DATA LISTING
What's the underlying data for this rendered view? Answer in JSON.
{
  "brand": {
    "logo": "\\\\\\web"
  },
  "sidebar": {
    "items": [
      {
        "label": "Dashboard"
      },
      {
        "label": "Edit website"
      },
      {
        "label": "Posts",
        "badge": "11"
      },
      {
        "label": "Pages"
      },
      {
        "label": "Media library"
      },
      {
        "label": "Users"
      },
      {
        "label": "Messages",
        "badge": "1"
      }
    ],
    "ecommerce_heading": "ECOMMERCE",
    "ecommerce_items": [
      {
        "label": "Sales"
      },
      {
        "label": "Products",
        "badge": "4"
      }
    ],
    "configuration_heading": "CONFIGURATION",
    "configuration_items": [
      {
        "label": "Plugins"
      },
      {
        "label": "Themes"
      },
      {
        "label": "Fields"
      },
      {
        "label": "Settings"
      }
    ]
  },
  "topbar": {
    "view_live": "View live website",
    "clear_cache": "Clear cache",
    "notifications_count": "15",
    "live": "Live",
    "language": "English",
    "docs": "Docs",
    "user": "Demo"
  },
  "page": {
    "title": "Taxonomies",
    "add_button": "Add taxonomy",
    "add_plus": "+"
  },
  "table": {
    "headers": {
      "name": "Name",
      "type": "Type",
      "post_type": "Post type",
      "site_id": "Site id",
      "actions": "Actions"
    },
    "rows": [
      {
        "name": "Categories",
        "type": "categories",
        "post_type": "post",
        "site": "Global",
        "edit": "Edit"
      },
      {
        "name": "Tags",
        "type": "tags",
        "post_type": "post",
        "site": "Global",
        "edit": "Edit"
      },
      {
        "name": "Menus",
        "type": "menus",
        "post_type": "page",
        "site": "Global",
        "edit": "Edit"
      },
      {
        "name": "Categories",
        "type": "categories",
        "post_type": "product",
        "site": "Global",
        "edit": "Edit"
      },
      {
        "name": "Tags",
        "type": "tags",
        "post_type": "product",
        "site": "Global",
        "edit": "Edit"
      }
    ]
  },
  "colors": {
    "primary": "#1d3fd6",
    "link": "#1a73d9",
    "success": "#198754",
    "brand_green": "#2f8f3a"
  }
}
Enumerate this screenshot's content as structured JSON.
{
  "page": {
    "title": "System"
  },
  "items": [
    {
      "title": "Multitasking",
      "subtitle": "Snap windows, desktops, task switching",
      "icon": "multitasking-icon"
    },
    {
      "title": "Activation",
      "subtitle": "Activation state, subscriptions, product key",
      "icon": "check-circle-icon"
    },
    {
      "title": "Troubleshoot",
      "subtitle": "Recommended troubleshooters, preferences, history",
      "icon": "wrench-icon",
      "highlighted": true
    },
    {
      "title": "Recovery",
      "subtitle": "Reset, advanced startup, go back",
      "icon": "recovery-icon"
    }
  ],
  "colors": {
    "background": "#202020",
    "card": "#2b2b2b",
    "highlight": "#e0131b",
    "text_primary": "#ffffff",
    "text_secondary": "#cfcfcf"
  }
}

TASK DESCRIPTION
Look through the entries and find each line that has the string "icon". Copy those lines.

TASK OUTPUT
      "icon": "multitasking-icon"
      "icon": "check-circle-icon"
      "icon": "wrench-icon",
      "icon": "recovery-icon"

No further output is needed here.